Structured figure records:
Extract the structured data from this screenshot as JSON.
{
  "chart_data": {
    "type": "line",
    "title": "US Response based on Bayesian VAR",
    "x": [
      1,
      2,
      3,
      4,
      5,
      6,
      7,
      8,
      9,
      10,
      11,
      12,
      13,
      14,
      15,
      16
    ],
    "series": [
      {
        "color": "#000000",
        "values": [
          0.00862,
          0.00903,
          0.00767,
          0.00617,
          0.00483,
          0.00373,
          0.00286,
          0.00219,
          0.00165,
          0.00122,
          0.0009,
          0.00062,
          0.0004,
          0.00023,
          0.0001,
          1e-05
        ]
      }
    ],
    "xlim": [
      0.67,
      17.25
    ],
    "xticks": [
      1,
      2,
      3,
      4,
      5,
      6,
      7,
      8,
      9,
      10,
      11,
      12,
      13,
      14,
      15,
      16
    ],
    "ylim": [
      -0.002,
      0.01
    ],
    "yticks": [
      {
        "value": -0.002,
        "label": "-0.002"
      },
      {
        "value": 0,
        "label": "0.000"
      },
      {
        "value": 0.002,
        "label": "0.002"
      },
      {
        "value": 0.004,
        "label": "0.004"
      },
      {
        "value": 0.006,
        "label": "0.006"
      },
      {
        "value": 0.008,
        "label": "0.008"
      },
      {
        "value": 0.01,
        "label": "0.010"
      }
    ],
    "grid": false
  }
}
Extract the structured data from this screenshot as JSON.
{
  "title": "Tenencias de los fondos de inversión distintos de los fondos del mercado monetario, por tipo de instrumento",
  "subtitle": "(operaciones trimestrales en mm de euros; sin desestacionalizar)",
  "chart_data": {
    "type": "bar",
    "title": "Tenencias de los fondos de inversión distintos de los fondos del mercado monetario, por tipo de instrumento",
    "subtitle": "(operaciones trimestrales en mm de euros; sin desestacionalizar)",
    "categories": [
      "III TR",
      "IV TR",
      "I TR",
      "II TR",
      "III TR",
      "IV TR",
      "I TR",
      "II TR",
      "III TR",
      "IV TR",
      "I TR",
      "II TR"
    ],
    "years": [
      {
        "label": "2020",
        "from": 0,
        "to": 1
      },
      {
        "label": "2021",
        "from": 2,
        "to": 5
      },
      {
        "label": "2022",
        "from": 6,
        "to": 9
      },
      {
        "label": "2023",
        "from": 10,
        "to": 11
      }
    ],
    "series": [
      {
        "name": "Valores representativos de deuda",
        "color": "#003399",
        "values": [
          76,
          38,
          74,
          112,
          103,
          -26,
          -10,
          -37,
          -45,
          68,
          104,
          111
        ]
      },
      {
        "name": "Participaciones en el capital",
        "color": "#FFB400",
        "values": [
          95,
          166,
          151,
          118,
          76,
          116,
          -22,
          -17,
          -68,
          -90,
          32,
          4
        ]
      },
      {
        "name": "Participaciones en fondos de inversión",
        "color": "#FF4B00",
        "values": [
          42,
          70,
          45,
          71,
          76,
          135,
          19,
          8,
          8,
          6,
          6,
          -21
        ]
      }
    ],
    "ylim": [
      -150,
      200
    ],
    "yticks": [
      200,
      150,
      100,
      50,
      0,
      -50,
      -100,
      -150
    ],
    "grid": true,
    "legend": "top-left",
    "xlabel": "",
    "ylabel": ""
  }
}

Your task: From the listing above, find the number of lines with the word "Tenencias" in them. Answer with the number only.

Result for this exercise: 2